| The task |
Reproduce the records below in their entirety, character for character.

| Data rows |
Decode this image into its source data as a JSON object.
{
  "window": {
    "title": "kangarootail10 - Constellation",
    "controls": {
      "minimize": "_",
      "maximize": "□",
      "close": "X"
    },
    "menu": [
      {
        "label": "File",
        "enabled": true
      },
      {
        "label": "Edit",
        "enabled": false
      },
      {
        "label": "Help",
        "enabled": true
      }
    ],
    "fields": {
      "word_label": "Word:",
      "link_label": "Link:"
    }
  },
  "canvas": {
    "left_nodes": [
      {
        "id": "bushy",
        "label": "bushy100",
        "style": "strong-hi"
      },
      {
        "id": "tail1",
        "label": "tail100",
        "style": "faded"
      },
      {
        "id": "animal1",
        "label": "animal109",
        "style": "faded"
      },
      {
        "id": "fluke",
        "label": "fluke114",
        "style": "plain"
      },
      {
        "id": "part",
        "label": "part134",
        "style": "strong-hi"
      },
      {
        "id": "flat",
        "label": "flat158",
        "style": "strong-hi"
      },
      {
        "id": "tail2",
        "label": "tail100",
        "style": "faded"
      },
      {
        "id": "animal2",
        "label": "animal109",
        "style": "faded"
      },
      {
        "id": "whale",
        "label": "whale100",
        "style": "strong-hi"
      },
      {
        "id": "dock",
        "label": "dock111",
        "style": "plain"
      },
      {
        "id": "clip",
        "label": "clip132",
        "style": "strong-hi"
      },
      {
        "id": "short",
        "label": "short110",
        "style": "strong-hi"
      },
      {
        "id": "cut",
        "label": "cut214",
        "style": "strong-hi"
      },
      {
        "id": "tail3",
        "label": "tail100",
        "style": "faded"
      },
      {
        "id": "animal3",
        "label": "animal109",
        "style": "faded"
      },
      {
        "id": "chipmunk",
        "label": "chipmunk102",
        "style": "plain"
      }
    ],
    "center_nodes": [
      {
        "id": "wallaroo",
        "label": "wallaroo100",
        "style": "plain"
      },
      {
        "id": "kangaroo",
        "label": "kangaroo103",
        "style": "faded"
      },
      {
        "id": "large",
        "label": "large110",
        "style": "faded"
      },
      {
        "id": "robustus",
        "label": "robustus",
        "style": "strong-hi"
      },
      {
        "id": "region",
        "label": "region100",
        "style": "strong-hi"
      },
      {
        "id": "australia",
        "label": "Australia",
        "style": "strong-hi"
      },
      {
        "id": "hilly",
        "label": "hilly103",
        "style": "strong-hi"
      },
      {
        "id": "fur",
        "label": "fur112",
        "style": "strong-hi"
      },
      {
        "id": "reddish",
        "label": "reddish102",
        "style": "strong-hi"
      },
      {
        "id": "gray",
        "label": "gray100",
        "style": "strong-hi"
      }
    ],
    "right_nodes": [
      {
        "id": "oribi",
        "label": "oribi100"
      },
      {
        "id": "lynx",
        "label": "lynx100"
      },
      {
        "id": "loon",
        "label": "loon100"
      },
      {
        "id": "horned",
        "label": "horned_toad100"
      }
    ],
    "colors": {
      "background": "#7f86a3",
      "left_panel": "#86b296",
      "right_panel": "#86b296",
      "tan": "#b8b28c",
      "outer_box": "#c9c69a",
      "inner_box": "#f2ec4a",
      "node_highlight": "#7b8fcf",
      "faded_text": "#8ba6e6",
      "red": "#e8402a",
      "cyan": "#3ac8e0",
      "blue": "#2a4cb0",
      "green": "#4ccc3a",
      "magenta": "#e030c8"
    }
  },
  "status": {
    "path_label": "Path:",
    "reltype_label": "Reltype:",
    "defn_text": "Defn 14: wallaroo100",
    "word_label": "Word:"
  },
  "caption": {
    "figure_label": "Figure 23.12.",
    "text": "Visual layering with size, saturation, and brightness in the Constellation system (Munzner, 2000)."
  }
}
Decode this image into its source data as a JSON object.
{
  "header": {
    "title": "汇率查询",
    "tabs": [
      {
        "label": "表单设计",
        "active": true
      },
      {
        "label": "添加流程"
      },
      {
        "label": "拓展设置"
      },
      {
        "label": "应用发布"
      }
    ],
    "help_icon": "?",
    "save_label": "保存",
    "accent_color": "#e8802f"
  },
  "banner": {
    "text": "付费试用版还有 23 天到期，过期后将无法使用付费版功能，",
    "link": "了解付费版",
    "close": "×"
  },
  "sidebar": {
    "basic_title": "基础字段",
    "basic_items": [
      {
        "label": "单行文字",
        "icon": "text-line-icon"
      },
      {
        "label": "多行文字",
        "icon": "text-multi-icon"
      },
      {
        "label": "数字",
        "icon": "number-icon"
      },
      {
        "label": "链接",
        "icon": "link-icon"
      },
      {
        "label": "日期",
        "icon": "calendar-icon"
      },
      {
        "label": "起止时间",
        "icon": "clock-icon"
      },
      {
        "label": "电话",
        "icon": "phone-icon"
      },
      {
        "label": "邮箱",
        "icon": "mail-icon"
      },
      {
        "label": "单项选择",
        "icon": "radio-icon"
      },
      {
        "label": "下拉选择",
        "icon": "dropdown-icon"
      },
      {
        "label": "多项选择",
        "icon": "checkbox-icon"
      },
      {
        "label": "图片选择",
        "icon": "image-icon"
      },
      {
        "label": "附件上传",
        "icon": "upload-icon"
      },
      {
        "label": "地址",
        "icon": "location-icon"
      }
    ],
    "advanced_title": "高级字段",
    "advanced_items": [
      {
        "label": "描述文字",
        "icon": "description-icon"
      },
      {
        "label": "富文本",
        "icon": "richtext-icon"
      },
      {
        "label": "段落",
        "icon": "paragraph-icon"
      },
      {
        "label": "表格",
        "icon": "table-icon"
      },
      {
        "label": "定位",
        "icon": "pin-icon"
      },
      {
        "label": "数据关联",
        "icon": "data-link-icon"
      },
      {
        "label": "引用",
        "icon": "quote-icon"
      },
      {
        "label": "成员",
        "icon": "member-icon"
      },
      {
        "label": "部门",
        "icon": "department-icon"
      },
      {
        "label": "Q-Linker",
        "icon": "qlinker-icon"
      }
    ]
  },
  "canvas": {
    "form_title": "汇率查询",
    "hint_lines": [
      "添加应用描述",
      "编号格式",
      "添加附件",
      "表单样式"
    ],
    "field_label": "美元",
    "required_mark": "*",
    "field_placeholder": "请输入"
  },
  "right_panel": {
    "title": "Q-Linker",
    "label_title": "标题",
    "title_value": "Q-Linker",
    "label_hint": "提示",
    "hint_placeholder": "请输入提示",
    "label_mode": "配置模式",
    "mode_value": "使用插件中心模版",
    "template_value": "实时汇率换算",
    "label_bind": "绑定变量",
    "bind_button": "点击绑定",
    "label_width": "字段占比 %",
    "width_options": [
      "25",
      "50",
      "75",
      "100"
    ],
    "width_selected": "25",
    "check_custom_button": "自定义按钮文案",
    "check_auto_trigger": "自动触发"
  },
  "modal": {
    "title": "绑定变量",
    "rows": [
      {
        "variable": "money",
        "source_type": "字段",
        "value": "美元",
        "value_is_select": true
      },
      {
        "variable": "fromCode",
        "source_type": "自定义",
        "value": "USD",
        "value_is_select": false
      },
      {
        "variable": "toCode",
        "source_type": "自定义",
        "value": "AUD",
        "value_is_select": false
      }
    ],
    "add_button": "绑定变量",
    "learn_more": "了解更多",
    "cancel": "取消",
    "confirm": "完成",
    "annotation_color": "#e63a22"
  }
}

| Result |
Decode this image into its source data as a JSON object.
{
  "window": {
    "title": "kangarootail10 - Constellation",
    "controls": {
      "minimize": "_",
      "maximize": "□",
      "close": "X"
    },
    "menu": [
      {
        "label": "File",
        "enabled": true
      },
      {
        "label": "Edit",
        "enabled": false
      },
      {
        "label": "Help",
        "enabled": true
      }
    ],
    "fields": {
      "word_label": "Word:",
      "link_label": "Link:"
    }
  },
  "canvas": {
    "left_nodes": [
      {
        "id": "bushy",
        "label": "bushy100",
        "style": "strong-hi"
      },
      {
        "id": "tail1",
        "label": "tail100",
        "style": "faded"
      },
      {
        "id": "animal1",
        "label": "animal109",
        "style": "faded"
      },
      {
        "id": "fluke",
        "label": "fluke114",
        "style": "plain"
      },
      {
        "id": "part",
        "label": "part134",
        "style": "strong-hi"
      },
      {
        "id": "flat",
        "label": "flat158",
        "style": "strong-hi"
      },
      {
        "id": "tail2",
        "label": "tail100",
        "style": "faded"
      },
      {
        "id": "animal2",
        "label": "animal109",
        "style": "faded"
      },
      {
        "id": "whale",
        "label": "whale100",
        "style": "strong-hi"
      },
      {
        "id": "dock",
        "label": "dock111",
        "style": "plain"
      },
      {
        "id": "clip",
        "label": "clip132",
        "style": "strong-hi"
      },
      {
        "id": "short",
        "label": "short110",
        "style": "strong-hi"
      },
      {
        "id": "cut",
        "label": "cut214",
        "style": "strong-hi"
      },
      {
        "id": "tail3",
        "label": "tail100",
        "style": "faded"
      },
      {
        "id": "animal3",
        "label": "animal109",
        "style": "faded"
      },
      {
        "id": "chipmunk",
        "label": "chipmunk102",
        "style": "plain"
      }
    ],
    "center_nodes": [
      {
        "id": "wallaroo",
        "label": "wallaroo100",
        "style": "plain"
      },
      {
        "id": "kangaroo",
        "label": "kangaroo103",
        "style": "faded"
      },
      {
        "id": "large",
        "label": "large110",
        "style": "faded"
      },
      {
        "id": "robustus",
        "label": "robustus",
        "style": "strong-hi"
      },
      {
        "id": "region",
        "label": "region100",
        "style": "strong-hi"
      },
      {
        "id": "australia",
        "label": "Australia",
        "style": "strong-hi"
      },
      {
        "id": "hilly",
        "label": "hilly103",
        "style": "strong-hi"
      },
      {
        "id": "fur",
        "label": "fur112",
        "style": "strong-hi"
      },
      {
        "id": "reddish",
        "label": "reddish102",
        "style": "strong-hi"
      },
      {
        "id": "gray",
        "label": "gray100",
        "style": "strong-hi"
      }
    ],
    "right_nodes": [
      {
        "id": "oribi",
        "label": "oribi100"
      },
      {
        "id": "lynx",
        "label": "lynx100"
      },
      {
        "id": "loon",
        "label": "loon100"
      },
      {
        "id": "horned",
        "label": "horned_toad100"
      }
    ],
    "colors": {
      "background": "#7f86a3",
      "left_panel": "#86b296",
      "right_panel": "#86b296",
      "tan": "#b8b28c",
      "outer_box": "#c9c69a",
      "inner_box": "#f2ec4a",
      "node_highlight": "#7b8fcf",
      "faded_text": "#8ba6e6",
      "red": "#e8402a",
      "cyan": "#3ac8e0",
      "blue": "#2a4cb0",
      "green": "#4ccc3a",
      "magenta": "#e030c8"
    }
  },
  "status": {
    "path_label": "Path:",
    "reltype_label": "Reltype:",
    "defn_text": "Defn 14: wallaroo100",
    "word_label": "Word:"
  },
  "caption": {
    "figure_label": "Figure 23.12.",
    "text": "Visual layering with size, saturation, and brightness in the Constellation system (Munzner, 2000)."
  }
}
Decode this image into its source data as a JSON object.
{
  "header": {
    "title": "汇率查询",
    "tabs": [
      {
        "label": "表单设计",
        "active": true
      },
      {
        "label": "添加流程"
      },
      {
        "label": "拓展设置"
      },
      {
        "label": "应用发布"
      }
    ],
    "help_icon": "?",
    "save_label": "保存",
    "accent_color": "#e8802f"
  },
  "banner": {
    "text": "付费试用版还有 23 天到期，过期后将无法使用付费版功能，",
    "link": "了解付费版",
    "close": "×"
  },
  "sidebar": {
    "basic_title": "基础字段",
    "basic_items": [
      {
        "label": "单行文字",
        "icon": "text-line-icon"
      },
      {
        "label": "多行文字",
        "icon": "text-multi-icon"
      },
      {
        "label": "数字",
        "icon": "number-icon"
      },
      {
        "label": "链接",
        "icon": "link-icon"
      },
      {
        "label": "日期",
        "icon": "calendar-icon"
      },
      {
        "label": "起止时间",
        "icon": "clock-icon"
      },
      {
        "label": "电话",
        "icon": "phone-icon"
      },
      {
        "label": "邮箱",
        "icon": "mail-icon"
      },
      {
        "label": "单项选择",
        "icon": "radio-icon"
      },
      {
        "label": "下拉选择",
        "icon": "dropdown-icon"
      },
      {
        "label": "多项选择",
        "icon": "checkbox-icon"
      },
      {
        "label": "图片选择",
        "icon": "image-icon"
      },
      {
        "label": "附件上传",
        "icon": "upload-icon"
      },
      {
        "label": "地址",
        "icon": "location-icon"
      }
    ],
    "advanced_title": "高级字段",
    "advanced_items": [
      {
        "label": "描述文字",
        "icon": "description-icon"
      },
      {
        "label": "富文本",
        "icon": "richtext-icon"
      },
      {
        "label": "段落",
        "icon": "paragraph-icon"
      },
      {
        "label": "表格",
        "icon": "table-icon"
      },
      {
        "label": "定位",
        "icon": "pin-icon"
      },
      {
        "label": "数据关联",
        "icon": "data-link-icon"
      },
      {
        "label": "引用",
        "icon": "quote-icon"
      },
      {
        "label": "成员",
        "icon": "member-icon"
      },
      {
        "label": "部门",
        "icon": "department-icon"
      },
      {
        "label": "Q-Linker",
        "icon": "qlinker-icon"
      }
    ]
  },
  "canvas": {
    "form_title": "汇率查询",
    "hint_lines": [
      "添加应用描述",
      "编号格式",
      "添加附件",
      "表单样式"
    ],
    "field_label": "美元",
    "required_mark": "*",
    "field_placeholder": "请输入"
  },
  "right_panel": {
    "title": "Q-Linker",
    "label_title": "标题",
    "title_value": "Q-Linker",
    "label_hint": "提示",
    "hint_placeholder": "请输入提示",
    "label_mode": "配置模式",
    "mode_value": "使用插件中心模版",
    "template_value": "实时汇率换算",
    "label_bind": "绑定变量",
    "bind_button": "点击绑定",
    "label_width": "字段占比 %",
    "width_options": [
      "25",
      "50",
      "75",
      "100"
    ],
    "width_selected": "25",
    "check_custom_button": "自定义按钮文案",
    "check_auto_trigger": "自动触发"
  },
  "modal": {
    "title": "绑定变量",
    "rows": [
      {
        "variable": "money",
        "source_type": "字段",
        "value": "美元",
        "value_is_select": true
      },
      {
        "variable": "fromCode",
        "source_type": "自定义",
        "value": "USD",
        "value_is_select": false
      },
      {
        "variable": "toCode",
        "source_type": "自定义",
        "value": "AUD",
        "value_is_select": false
      }
    ],
    "add_button": "绑定变量",
    "learn_more": "了解更多",
    "cancel": "取消",
    "confirm": "完成",
    "annotation_color": "#e63a22"
  }
}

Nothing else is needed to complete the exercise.